Copy out all lines with the word "points" in them.

------------

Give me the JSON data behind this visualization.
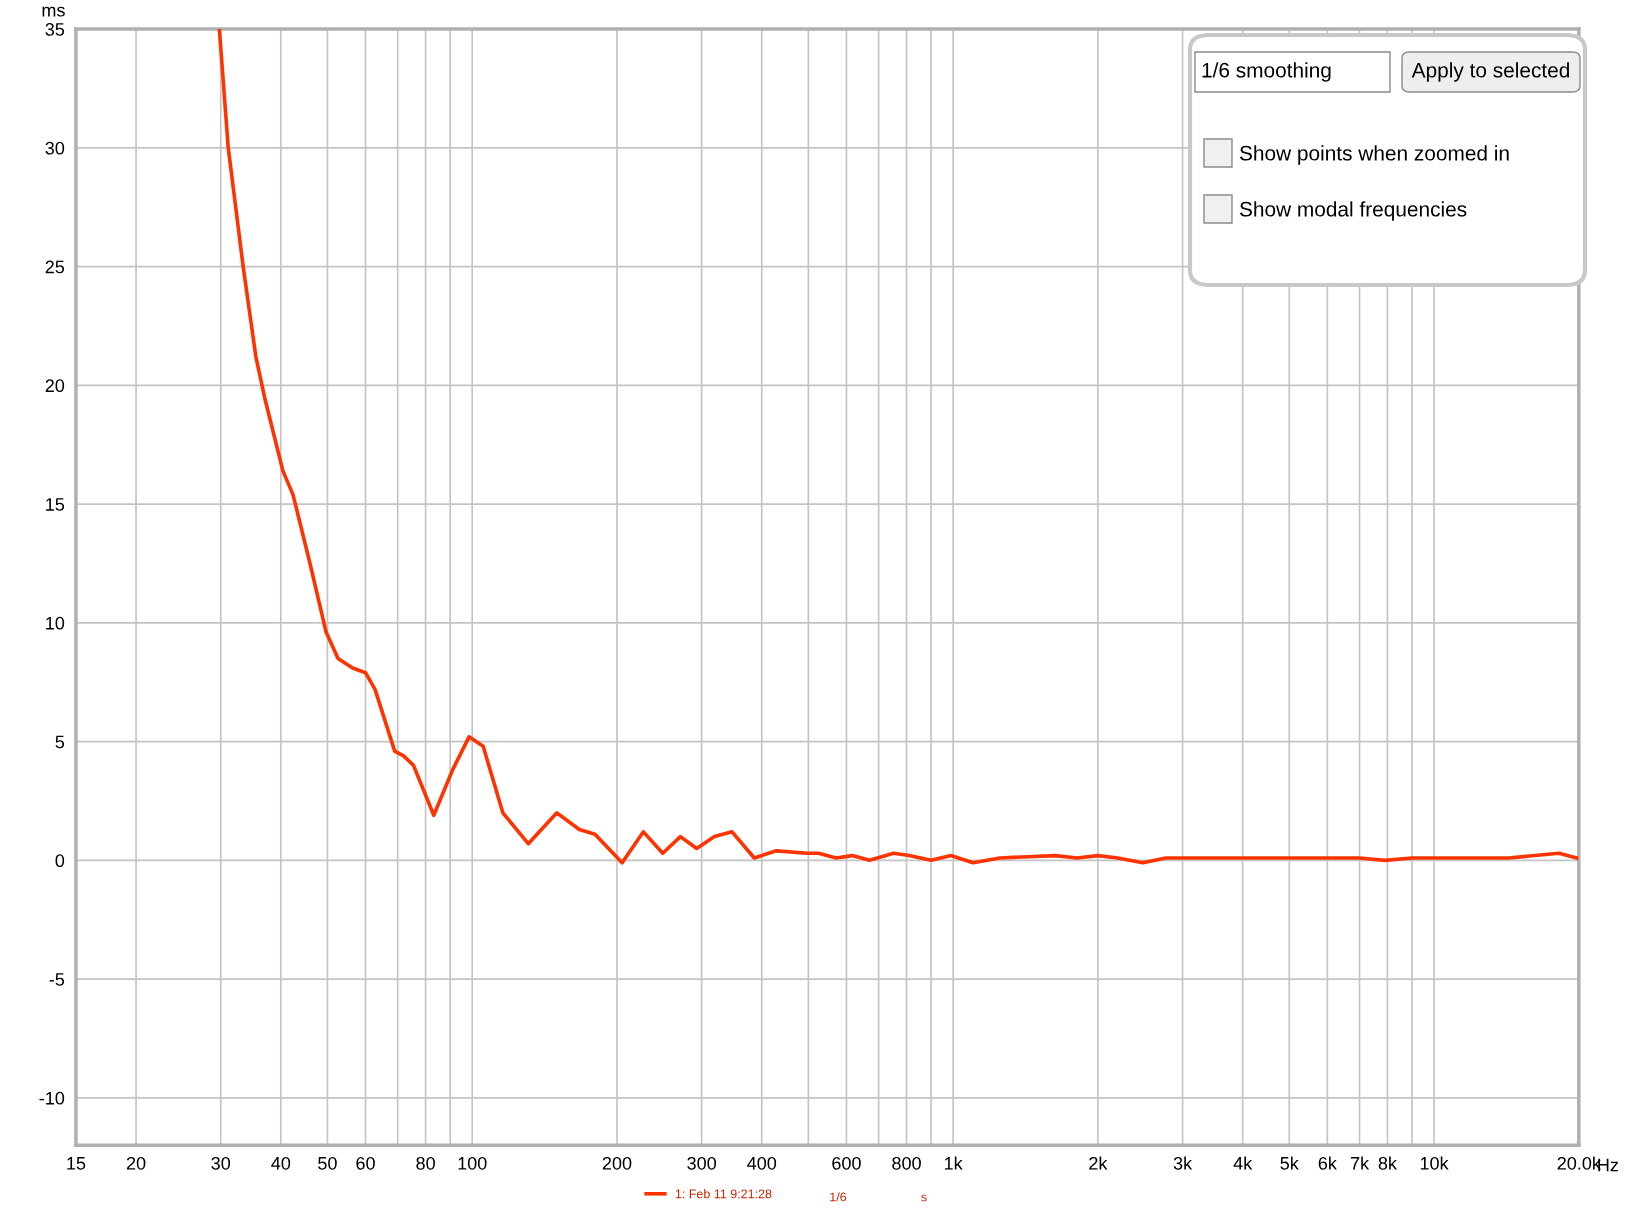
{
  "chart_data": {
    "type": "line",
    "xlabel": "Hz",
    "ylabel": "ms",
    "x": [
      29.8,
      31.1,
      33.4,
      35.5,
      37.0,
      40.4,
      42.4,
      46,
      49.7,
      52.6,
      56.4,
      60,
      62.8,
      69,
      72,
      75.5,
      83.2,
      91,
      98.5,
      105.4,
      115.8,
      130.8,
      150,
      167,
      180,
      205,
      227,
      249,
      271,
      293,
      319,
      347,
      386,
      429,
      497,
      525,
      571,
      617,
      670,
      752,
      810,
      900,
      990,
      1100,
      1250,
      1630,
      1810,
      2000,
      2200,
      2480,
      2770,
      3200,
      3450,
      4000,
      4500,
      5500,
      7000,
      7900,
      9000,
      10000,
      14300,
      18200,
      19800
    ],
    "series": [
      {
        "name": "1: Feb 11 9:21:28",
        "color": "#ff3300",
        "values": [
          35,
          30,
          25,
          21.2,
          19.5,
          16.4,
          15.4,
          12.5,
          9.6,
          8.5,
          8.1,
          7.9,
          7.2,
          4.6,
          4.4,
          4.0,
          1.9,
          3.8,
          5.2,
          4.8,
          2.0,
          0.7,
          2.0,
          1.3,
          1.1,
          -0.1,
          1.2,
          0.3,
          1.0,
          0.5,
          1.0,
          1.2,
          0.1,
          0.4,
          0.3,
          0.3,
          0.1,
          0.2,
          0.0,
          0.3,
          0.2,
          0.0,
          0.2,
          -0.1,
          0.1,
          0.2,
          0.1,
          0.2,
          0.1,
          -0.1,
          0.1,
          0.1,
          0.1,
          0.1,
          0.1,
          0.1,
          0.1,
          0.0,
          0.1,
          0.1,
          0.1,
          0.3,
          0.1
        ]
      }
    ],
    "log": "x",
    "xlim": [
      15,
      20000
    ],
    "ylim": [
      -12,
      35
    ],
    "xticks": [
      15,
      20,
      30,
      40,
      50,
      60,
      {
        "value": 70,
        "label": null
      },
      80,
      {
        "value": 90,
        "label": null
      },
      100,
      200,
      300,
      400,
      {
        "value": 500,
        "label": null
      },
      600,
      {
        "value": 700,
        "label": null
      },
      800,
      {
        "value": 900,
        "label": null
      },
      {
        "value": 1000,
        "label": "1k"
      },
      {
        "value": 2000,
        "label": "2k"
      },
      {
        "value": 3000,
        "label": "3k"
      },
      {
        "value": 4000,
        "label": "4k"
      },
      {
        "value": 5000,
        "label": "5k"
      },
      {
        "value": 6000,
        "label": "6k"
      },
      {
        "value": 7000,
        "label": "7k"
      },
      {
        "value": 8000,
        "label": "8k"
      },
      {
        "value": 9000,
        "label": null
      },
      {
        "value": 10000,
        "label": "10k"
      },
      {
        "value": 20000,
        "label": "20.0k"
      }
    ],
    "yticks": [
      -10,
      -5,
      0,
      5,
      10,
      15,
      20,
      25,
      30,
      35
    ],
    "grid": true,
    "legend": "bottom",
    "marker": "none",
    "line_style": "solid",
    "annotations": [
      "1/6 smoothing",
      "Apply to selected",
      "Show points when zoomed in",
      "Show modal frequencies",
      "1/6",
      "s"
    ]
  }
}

------------

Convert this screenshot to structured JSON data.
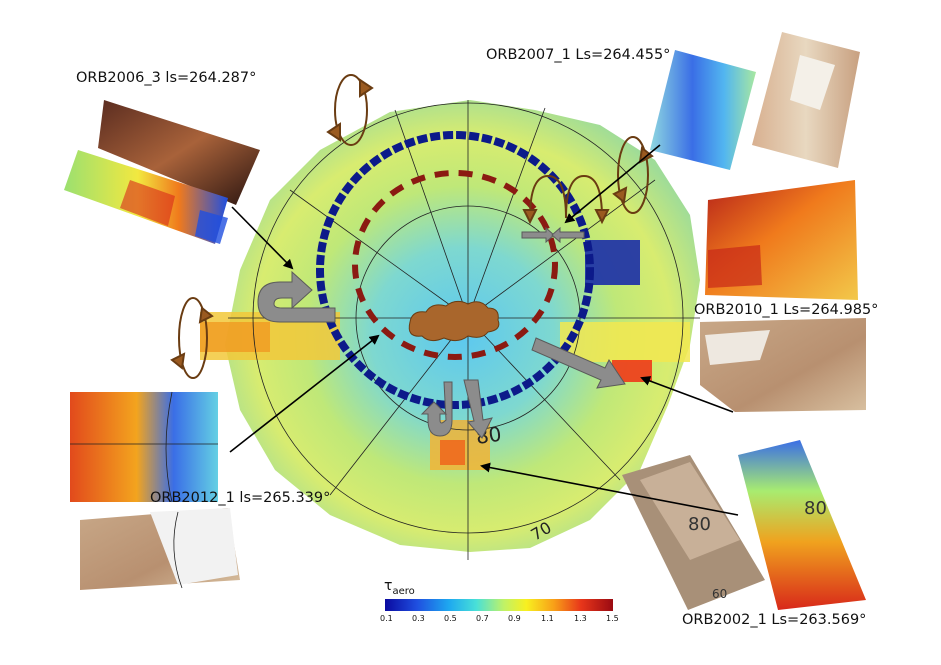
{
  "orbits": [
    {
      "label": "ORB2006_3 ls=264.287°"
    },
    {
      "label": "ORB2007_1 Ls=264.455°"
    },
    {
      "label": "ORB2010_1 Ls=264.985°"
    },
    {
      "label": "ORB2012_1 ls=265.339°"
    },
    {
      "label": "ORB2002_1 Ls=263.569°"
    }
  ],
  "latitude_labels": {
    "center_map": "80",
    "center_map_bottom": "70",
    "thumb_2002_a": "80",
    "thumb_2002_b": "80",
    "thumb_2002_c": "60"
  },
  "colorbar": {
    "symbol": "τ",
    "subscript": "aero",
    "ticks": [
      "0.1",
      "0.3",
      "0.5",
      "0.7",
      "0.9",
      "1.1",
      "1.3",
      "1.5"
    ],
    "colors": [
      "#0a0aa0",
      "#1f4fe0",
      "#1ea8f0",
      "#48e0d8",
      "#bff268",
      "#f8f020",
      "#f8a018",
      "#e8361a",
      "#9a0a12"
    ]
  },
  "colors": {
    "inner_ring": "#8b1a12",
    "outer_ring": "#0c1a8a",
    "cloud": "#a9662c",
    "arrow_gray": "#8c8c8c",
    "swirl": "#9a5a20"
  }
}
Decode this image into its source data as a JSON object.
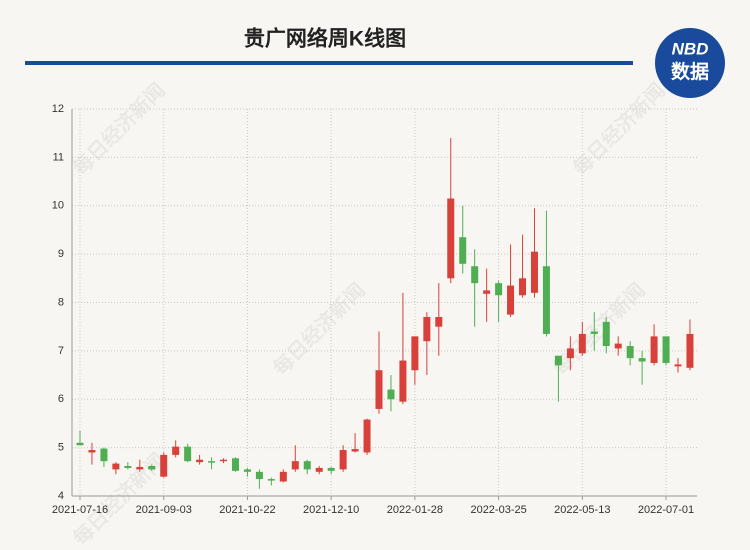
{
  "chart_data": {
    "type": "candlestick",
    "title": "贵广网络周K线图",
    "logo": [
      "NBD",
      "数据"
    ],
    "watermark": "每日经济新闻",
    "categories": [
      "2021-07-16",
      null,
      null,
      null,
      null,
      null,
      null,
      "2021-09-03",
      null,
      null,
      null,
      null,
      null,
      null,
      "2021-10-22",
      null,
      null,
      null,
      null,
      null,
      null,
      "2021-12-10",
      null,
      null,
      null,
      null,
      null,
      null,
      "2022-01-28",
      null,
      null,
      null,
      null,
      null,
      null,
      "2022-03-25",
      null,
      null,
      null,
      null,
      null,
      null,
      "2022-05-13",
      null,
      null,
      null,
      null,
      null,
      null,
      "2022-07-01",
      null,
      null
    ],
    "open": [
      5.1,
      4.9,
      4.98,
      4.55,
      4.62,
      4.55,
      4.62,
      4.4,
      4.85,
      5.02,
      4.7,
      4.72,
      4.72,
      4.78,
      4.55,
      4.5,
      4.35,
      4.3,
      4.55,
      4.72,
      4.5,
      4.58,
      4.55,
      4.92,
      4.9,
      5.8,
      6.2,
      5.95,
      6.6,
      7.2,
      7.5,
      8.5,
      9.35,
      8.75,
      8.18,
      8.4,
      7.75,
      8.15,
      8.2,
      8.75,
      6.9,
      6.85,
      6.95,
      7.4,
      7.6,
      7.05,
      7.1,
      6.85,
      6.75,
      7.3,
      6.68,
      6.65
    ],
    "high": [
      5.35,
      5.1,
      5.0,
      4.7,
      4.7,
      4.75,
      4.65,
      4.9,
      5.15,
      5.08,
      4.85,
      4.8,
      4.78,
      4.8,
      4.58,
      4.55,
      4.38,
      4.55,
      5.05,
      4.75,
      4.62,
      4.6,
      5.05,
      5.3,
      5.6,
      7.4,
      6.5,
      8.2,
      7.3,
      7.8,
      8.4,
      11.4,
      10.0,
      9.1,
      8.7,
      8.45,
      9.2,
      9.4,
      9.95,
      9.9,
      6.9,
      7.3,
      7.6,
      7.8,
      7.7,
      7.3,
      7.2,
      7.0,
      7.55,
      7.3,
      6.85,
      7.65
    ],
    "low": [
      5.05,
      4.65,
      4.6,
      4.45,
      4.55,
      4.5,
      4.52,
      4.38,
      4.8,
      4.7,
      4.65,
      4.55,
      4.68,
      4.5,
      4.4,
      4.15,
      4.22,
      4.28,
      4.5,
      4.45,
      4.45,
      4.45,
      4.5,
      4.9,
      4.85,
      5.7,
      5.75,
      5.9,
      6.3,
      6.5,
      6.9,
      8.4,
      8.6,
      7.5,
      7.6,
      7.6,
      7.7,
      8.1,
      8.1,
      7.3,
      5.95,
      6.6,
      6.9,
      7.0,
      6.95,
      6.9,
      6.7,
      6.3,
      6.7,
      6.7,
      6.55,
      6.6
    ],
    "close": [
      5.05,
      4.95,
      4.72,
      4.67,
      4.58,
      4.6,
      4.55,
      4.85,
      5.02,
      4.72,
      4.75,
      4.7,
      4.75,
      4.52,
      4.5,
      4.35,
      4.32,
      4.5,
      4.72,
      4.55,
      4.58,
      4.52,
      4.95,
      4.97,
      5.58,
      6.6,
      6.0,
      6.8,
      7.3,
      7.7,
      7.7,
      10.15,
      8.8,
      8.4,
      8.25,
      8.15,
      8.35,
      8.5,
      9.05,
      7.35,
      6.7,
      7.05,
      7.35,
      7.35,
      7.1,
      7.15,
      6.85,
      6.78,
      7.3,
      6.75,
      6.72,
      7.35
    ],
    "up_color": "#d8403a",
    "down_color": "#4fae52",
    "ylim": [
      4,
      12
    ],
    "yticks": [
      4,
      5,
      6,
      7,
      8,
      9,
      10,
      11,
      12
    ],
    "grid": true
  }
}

------------

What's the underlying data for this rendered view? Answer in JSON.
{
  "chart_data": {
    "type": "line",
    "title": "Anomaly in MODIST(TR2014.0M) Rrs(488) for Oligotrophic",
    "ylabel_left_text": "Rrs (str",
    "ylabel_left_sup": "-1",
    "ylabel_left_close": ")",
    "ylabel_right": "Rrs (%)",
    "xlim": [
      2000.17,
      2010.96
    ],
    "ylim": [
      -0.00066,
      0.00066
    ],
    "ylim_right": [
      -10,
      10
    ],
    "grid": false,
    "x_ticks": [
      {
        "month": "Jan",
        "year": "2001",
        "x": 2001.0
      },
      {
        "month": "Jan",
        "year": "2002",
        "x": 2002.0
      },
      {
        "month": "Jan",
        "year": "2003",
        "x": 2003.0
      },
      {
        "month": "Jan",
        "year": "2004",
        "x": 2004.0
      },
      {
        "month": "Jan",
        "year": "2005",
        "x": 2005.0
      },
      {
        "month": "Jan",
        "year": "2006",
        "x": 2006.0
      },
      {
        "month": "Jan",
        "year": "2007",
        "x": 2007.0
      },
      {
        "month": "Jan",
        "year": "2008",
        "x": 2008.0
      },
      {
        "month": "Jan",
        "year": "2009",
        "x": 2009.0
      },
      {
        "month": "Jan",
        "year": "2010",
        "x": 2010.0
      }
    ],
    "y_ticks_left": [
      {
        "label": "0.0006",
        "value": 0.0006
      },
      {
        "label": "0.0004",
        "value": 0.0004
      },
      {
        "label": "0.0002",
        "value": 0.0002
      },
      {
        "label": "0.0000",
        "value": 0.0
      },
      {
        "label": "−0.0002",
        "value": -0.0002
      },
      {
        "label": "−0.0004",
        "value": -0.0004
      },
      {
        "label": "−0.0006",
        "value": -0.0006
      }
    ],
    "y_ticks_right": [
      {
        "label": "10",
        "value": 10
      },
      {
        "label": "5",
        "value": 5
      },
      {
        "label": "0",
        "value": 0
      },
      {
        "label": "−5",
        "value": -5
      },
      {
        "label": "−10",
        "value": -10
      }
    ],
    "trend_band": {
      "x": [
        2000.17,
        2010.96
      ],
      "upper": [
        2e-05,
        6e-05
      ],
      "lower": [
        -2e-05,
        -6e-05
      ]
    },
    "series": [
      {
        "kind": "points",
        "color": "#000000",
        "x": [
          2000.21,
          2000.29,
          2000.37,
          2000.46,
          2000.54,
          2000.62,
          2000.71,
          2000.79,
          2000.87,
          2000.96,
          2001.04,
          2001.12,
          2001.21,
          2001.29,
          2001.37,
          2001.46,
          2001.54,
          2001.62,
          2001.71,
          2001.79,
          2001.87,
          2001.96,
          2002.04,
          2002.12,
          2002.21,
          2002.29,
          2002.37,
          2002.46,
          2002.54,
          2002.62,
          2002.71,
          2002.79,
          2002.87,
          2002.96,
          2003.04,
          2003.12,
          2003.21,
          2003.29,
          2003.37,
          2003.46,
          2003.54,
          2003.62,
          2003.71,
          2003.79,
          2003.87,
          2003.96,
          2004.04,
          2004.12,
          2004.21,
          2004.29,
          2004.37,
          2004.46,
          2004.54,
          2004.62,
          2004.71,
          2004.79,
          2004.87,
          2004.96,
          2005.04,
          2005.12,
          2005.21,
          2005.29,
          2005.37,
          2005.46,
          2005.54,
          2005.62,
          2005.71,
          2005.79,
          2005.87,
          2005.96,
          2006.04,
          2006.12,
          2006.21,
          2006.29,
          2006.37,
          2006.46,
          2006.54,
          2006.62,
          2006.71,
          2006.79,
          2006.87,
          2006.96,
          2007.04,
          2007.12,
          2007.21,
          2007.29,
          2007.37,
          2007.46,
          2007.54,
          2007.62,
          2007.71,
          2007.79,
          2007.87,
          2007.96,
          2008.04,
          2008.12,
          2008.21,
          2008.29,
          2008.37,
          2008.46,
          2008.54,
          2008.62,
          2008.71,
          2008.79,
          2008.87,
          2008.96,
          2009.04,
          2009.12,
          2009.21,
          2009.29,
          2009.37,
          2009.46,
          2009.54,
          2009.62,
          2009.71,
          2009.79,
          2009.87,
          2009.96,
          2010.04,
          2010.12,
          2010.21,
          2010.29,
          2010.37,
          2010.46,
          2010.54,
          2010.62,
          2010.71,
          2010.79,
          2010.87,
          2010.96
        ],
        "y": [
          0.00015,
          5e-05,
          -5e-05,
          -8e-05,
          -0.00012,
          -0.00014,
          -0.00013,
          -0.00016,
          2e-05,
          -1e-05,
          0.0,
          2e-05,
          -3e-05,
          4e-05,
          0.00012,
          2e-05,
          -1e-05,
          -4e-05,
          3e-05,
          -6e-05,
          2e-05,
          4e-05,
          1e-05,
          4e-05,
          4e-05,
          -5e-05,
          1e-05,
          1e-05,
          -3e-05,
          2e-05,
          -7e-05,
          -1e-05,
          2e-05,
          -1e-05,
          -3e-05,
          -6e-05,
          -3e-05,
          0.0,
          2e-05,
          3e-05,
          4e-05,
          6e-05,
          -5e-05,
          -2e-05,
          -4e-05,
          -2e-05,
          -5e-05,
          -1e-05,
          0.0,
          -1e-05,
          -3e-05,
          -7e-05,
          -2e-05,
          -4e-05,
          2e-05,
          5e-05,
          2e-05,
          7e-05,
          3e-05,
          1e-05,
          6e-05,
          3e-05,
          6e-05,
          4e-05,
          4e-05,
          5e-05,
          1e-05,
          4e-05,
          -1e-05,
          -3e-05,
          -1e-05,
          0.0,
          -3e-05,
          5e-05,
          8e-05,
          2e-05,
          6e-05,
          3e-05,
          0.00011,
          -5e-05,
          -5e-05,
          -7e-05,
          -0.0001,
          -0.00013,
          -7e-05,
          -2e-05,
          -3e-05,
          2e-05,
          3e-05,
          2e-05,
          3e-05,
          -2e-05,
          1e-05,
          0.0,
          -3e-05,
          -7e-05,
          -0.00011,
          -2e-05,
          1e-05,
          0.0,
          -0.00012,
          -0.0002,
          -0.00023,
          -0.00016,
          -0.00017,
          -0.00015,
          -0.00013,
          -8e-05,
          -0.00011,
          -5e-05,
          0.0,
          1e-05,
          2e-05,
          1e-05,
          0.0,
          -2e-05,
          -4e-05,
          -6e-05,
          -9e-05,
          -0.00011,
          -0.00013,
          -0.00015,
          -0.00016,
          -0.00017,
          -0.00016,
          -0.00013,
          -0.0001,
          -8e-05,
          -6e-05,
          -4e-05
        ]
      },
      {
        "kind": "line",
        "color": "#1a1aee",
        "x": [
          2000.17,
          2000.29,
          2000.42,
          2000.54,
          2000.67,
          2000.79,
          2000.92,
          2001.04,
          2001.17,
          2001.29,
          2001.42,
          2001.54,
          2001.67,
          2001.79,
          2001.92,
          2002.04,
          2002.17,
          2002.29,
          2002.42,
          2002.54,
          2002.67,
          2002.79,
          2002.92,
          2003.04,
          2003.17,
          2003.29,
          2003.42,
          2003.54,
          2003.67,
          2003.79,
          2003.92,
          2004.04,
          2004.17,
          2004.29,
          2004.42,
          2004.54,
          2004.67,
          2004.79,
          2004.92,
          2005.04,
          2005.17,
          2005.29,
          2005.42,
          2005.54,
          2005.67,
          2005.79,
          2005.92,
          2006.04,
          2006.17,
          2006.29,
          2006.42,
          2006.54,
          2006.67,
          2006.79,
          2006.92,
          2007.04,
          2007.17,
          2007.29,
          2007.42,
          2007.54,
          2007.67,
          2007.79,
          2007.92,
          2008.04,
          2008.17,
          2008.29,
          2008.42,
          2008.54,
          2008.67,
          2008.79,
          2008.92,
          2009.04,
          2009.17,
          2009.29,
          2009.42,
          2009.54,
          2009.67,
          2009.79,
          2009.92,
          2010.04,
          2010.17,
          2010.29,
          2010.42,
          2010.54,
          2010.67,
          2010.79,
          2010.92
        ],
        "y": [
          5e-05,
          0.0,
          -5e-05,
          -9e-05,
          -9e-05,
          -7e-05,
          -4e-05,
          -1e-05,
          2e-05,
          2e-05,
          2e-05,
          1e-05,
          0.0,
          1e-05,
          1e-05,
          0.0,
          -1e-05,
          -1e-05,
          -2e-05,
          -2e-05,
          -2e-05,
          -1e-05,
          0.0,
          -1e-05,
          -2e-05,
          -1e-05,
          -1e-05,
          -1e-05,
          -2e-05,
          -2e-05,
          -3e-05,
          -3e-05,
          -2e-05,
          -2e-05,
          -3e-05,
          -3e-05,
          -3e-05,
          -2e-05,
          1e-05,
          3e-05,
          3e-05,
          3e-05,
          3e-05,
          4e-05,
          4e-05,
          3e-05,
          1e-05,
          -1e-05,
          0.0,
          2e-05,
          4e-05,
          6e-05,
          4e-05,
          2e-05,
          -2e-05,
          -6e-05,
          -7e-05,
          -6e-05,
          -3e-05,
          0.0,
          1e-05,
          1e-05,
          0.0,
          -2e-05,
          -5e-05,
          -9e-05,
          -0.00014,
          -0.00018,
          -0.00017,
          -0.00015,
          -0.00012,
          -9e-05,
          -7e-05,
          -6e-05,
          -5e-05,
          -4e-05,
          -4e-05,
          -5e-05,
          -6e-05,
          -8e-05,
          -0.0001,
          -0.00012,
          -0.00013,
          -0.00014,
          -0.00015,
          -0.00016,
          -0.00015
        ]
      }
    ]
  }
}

------------

## EXERCISE RESULT
      "Show points when zoomed in",
        "kind": "points",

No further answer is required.